### Dataset extract ###
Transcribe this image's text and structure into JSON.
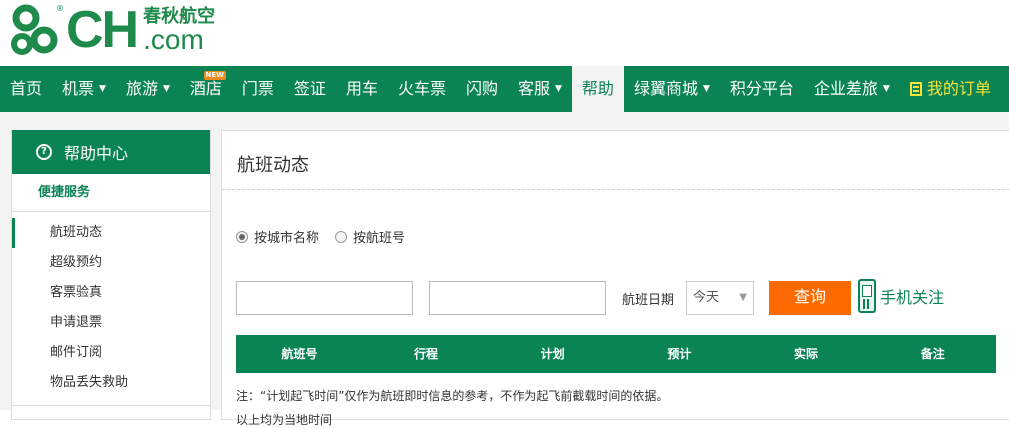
{
  "brand": {
    "logo_letters": "CH",
    "logo_chinese": "春秋航空",
    "logo_domain": ".com",
    "primary_color": "#0b8454",
    "accent_color": "#ff6a00"
  },
  "nav": {
    "items": [
      {
        "label": "首页",
        "caret": false
      },
      {
        "label": "机票",
        "caret": true
      },
      {
        "label": "旅游",
        "caret": true
      },
      {
        "label": "酒店",
        "caret": false,
        "badge": "NEW"
      },
      {
        "label": "门票",
        "caret": false
      },
      {
        "label": "签证",
        "caret": false
      },
      {
        "label": "用车",
        "caret": false
      },
      {
        "label": "火车票",
        "caret": false
      },
      {
        "label": "闪购",
        "caret": false
      },
      {
        "label": "客服",
        "caret": true
      },
      {
        "label": "帮助",
        "caret": false,
        "active": true
      },
      {
        "label": "绿翼商城",
        "caret": true
      },
      {
        "label": "积分平台",
        "caret": false
      },
      {
        "label": "企业差旅",
        "caret": true
      }
    ],
    "orders_label": "我的订单"
  },
  "sidebar": {
    "title": "帮助中心",
    "section": "便捷服务",
    "items": [
      {
        "label": "航班动态",
        "active": true
      },
      {
        "label": "超级预约"
      },
      {
        "label": "客票验真"
      },
      {
        "label": "申请退票"
      },
      {
        "label": "邮件订阅"
      },
      {
        "label": "物品丢失救助"
      }
    ]
  },
  "main": {
    "title": "航班动态",
    "radio_city": "按城市名称",
    "radio_flight": "按航班号",
    "date_label": "航班日期",
    "date_value": "今天",
    "query_button": "查询",
    "mobile_follow": "手机关注",
    "table_headers": [
      "航班号",
      "行程",
      "计划",
      "预计",
      "实际",
      "备注"
    ],
    "note": "注：“计划起飞时间”仅作为航班即时信息的参考，不作为起飞前截载时间的依据。",
    "note2": "以上均为当地时间"
  }
}
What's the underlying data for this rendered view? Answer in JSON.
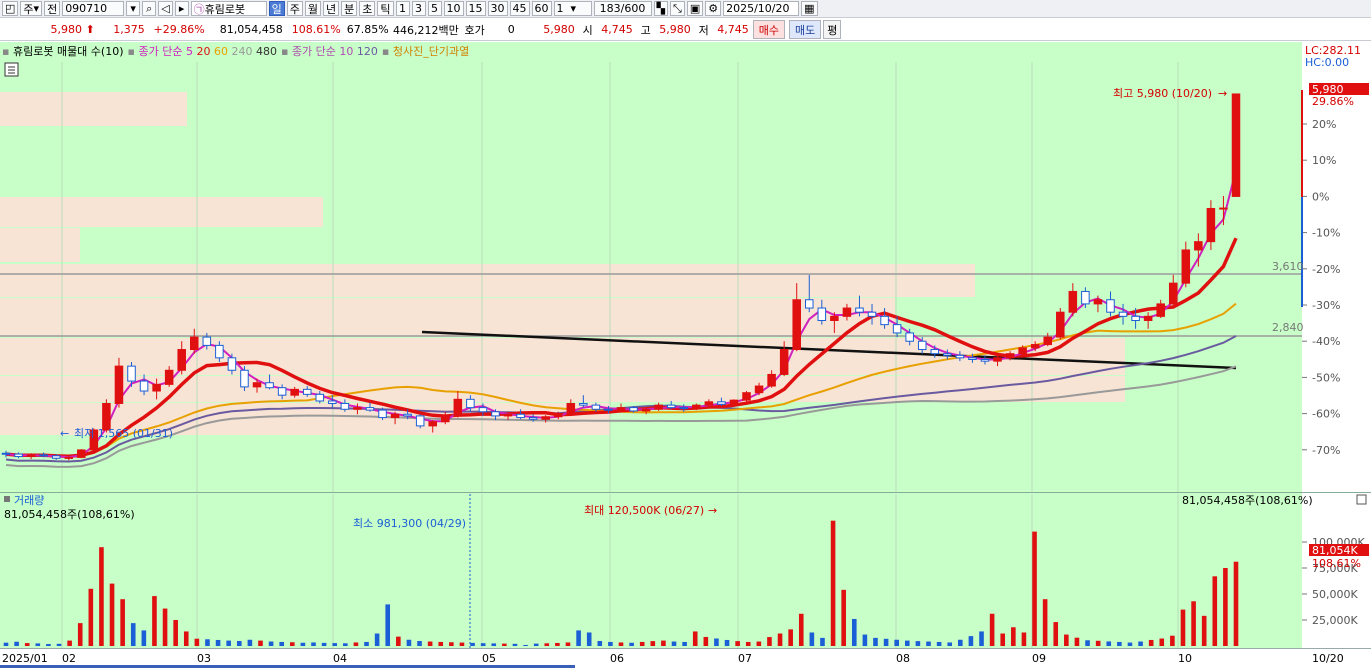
{
  "toolbar": {
    "market": "주",
    "market2": "전",
    "code": "090710",
    "stock_name": "휴림로봇",
    "periods": [
      "일",
      "주",
      "월",
      "년",
      "분",
      "초",
      "틱"
    ],
    "minutes": [
      "1",
      "3",
      "5",
      "10",
      "15",
      "30",
      "45",
      "60"
    ],
    "unit": "1",
    "count": "183/600",
    "date": "2025/10/20"
  },
  "quote": {
    "price": "5,980",
    "change": "1,375",
    "change_pct": "+29.86%",
    "volume": "81,054,458",
    "volume_ratio": "108.61%",
    "turnover": "67.85%",
    "amount": "446,212백만",
    "hoga_label": "호가",
    "hoga_value": "0",
    "hoga_price": "5,980",
    "open_label": "시",
    "open": "4,745",
    "high_label": "고",
    "high": "5,980",
    "low_label": "저",
    "low": "4,745",
    "buy": "매수",
    "sell": "매도",
    "avg": "평"
  },
  "legend": {
    "item1": "휴림로봇 매물대 수(10)",
    "item2": "종가 단순 5",
    "item2_20": "20",
    "item2_60": "60",
    "item2_240": "240",
    "item2_480": "480",
    "item3": "종가 단순 10",
    "item3_120": "120",
    "item4": "청사진_단기과열"
  },
  "price_panel": {
    "lc": "LC:282.11",
    "hc": "HC:0.00",
    "max_label": "최고 5,980 (10/20)",
    "min_label": "최저 1,565 (01/31)",
    "current_tag": "5,980",
    "current_pct": "29.86%",
    "line1_label": "3,610",
    "line2_label": "2,840",
    "y_ticks": [
      "20%",
      "10%",
      "0%",
      "-10%",
      "-20%",
      "-30%",
      "-40%",
      "-50%",
      "-60%",
      "-70%"
    ]
  },
  "volume_panel": {
    "title": "거래량",
    "left_value": "81,054,458주(108,61%)",
    "right_value": "81,054,458주(108,61%)",
    "max_label": "최대 120,500K (06/27)",
    "min_label": "최소 981,300 (04/29)",
    "current_tag": "81,054K",
    "current_pct": "108.61%",
    "y_ticks": [
      "100,000K",
      "75,000K",
      "50,000K",
      "25,000K"
    ]
  },
  "x_axis": [
    "2025/01",
    "02",
    "03",
    "04",
    "05",
    "06",
    "07",
    "08",
    "09",
    "10",
    "10/20"
  ],
  "colors": {
    "up": "#e01010",
    "down": "#1b5fd6",
    "ma5": "#d020c0",
    "ma20": "#e01010",
    "ma60": "#e8a000",
    "ma120": "#6a5aa0",
    "ma240": "#999999",
    "panel_bg": "#c8ffc8",
    "volume_profile": "#f8e4d4"
  },
  "chart_data": {
    "type": "candlestick",
    "ylim": [
      1400,
      6100
    ],
    "candles": [
      [
        1650,
        1680,
        1600,
        1640
      ],
      [
        1640,
        1660,
        1590,
        1610
      ],
      [
        1610,
        1650,
        1580,
        1630
      ],
      [
        1630,
        1660,
        1600,
        1620
      ],
      [
        1620,
        1640,
        1570,
        1590
      ],
      [
        1590,
        1620,
        1565,
        1600
      ],
      [
        1600,
        1700,
        1590,
        1690
      ],
      [
        1690,
        1950,
        1680,
        1930
      ],
      [
        1930,
        2300,
        1900,
        2250
      ],
      [
        2250,
        2800,
        2200,
        2700
      ],
      [
        2700,
        2750,
        2450,
        2520
      ],
      [
        2520,
        2600,
        2350,
        2400
      ],
      [
        2400,
        2550,
        2300,
        2480
      ],
      [
        2480,
        2700,
        2450,
        2650
      ],
      [
        2650,
        3000,
        2600,
        2900
      ],
      [
        2900,
        3150,
        2850,
        3050
      ],
      [
        3050,
        3100,
        2900,
        2950
      ],
      [
        2950,
        3000,
        2750,
        2800
      ],
      [
        2800,
        2850,
        2600,
        2650
      ],
      [
        2650,
        2700,
        2400,
        2450
      ],
      [
        2450,
        2550,
        2380,
        2500
      ],
      [
        2500,
        2600,
        2420,
        2440
      ],
      [
        2440,
        2480,
        2300,
        2350
      ],
      [
        2350,
        2450,
        2320,
        2420
      ],
      [
        2420,
        2460,
        2330,
        2360
      ],
      [
        2360,
        2400,
        2250,
        2280
      ],
      [
        2280,
        2350,
        2200,
        2250
      ],
      [
        2250,
        2300,
        2150,
        2180
      ],
      [
        2180,
        2250,
        2120,
        2200
      ],
      [
        2200,
        2260,
        2150,
        2170
      ],
      [
        2170,
        2200,
        2050,
        2080
      ],
      [
        2080,
        2150,
        2000,
        2120
      ],
      [
        2120,
        2180,
        2060,
        2100
      ],
      [
        2100,
        2120,
        1950,
        1980
      ],
      [
        1980,
        2050,
        1900,
        2030
      ],
      [
        2030,
        2150,
        2000,
        2100
      ],
      [
        2100,
        2400,
        2080,
        2300
      ],
      [
        2300,
        2350,
        2150,
        2200
      ],
      [
        2200,
        2250,
        2100,
        2150
      ],
      [
        2150,
        2180,
        2050,
        2100
      ],
      [
        2100,
        2150,
        2050,
        2120
      ],
      [
        2120,
        2180,
        2060,
        2080
      ],
      [
        2080,
        2120,
        2030,
        2060
      ],
      [
        2060,
        2110,
        2020,
        2090
      ],
      [
        2090,
        2150,
        2060,
        2120
      ],
      [
        2120,
        2300,
        2100,
        2250
      ],
      [
        2250,
        2350,
        2200,
        2230
      ],
      [
        2230,
        2260,
        2150,
        2180
      ],
      [
        2180,
        2220,
        2130,
        2170
      ],
      [
        2170,
        2250,
        2150,
        2200
      ],
      [
        2200,
        2220,
        2140,
        2160
      ],
      [
        2160,
        2200,
        2120,
        2180
      ],
      [
        2180,
        2260,
        2160,
        2230
      ],
      [
        2230,
        2280,
        2180,
        2200
      ],
      [
        2200,
        2240,
        2150,
        2190
      ],
      [
        2190,
        2250,
        2170,
        2230
      ],
      [
        2230,
        2300,
        2200,
        2270
      ],
      [
        2270,
        2320,
        2220,
        2240
      ],
      [
        2240,
        2300,
        2220,
        2290
      ],
      [
        2290,
        2400,
        2270,
        2380
      ],
      [
        2380,
        2500,
        2350,
        2460
      ],
      [
        2460,
        2650,
        2440,
        2600
      ],
      [
        2600,
        3000,
        2580,
        2900
      ],
      [
        2900,
        3700,
        2880,
        3500
      ],
      [
        3500,
        3800,
        3350,
        3400
      ],
      [
        3400,
        3500,
        3200,
        3250
      ],
      [
        3250,
        3350,
        3100,
        3300
      ],
      [
        3300,
        3450,
        3250,
        3400
      ],
      [
        3400,
        3550,
        3300,
        3350
      ],
      [
        3350,
        3450,
        3200,
        3300
      ],
      [
        3300,
        3400,
        3150,
        3200
      ],
      [
        3200,
        3300,
        3050,
        3100
      ],
      [
        3100,
        3150,
        2950,
        3000
      ],
      [
        3000,
        3050,
        2850,
        2900
      ],
      [
        2900,
        2950,
        2800,
        2850
      ],
      [
        2850,
        2900,
        2780,
        2830
      ],
      [
        2830,
        2880,
        2760,
        2800
      ],
      [
        2800,
        2850,
        2740,
        2780
      ],
      [
        2780,
        2830,
        2720,
        2760
      ],
      [
        2760,
        2820,
        2700,
        2800
      ],
      [
        2800,
        2880,
        2770,
        2850
      ],
      [
        2850,
        2950,
        2820,
        2920
      ],
      [
        2920,
        3000,
        2880,
        2960
      ],
      [
        2960,
        3100,
        2940,
        3050
      ],
      [
        3050,
        3400,
        3020,
        3350
      ],
      [
        3350,
        3700,
        3300,
        3600
      ],
      [
        3600,
        3650,
        3400,
        3450
      ],
      [
        3450,
        3550,
        3350,
        3500
      ],
      [
        3500,
        3600,
        3300,
        3350
      ],
      [
        3350,
        3450,
        3200,
        3300
      ],
      [
        3300,
        3400,
        3150,
        3250
      ],
      [
        3250,
        3350,
        3150,
        3300
      ],
      [
        3300,
        3500,
        3280,
        3450
      ],
      [
        3450,
        3800,
        3400,
        3700
      ],
      [
        3700,
        4200,
        3650,
        4100
      ],
      [
        4100,
        4300,
        3900,
        4200
      ],
      [
        4200,
        4700,
        4100,
        4600
      ],
      [
        4600,
        4750,
        4400,
        4605
      ],
      [
        4745,
        5980,
        4745,
        5980
      ]
    ],
    "volume_k": [
      3200,
      4100,
      2800,
      2500,
      1900,
      2100,
      5200,
      22000,
      55000,
      95000,
      60000,
      45000,
      22000,
      15000,
      48000,
      36000,
      25000,
      14000,
      7000,
      6500,
      5800,
      5200,
      4800,
      6000,
      5200,
      4300,
      3900,
      3600,
      3100,
      3400,
      3000,
      2800,
      2600,
      3400,
      3900,
      12000,
      40000,
      9000,
      6000,
      4800,
      4300,
      3900,
      3600,
      3300,
      3000,
      2700,
      2500,
      2300,
      2100,
      981,
      2300,
      2600,
      2900,
      3400,
      15000,
      13000,
      4800,
      3900,
      3400,
      3100,
      3900,
      4700,
      5200,
      4300,
      3900,
      14000,
      8700,
      7200,
      5800,
      4700,
      3900,
      4300,
      8600,
      12000,
      16000,
      31000,
      13000,
      7800,
      120500,
      54000,
      26000,
      11000,
      7800,
      6900,
      6000,
      5200,
      4700,
      4300,
      3900,
      3400,
      6000,
      9500,
      14000,
      31000,
      12000,
      18000,
      13000,
      110000,
      45000,
      23000,
      11000,
      8000,
      5500,
      5000,
      4400,
      3900,
      3300,
      4300,
      5800,
      7200,
      9900,
      35000,
      43000,
      29000,
      67000,
      75000,
      81054
    ],
    "max_price": 5980,
    "min_price": 1565
  }
}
###
* [Short problem]
Work out how many lines above have the string "JSON" in them, and give only the number.

* [Right answer]
2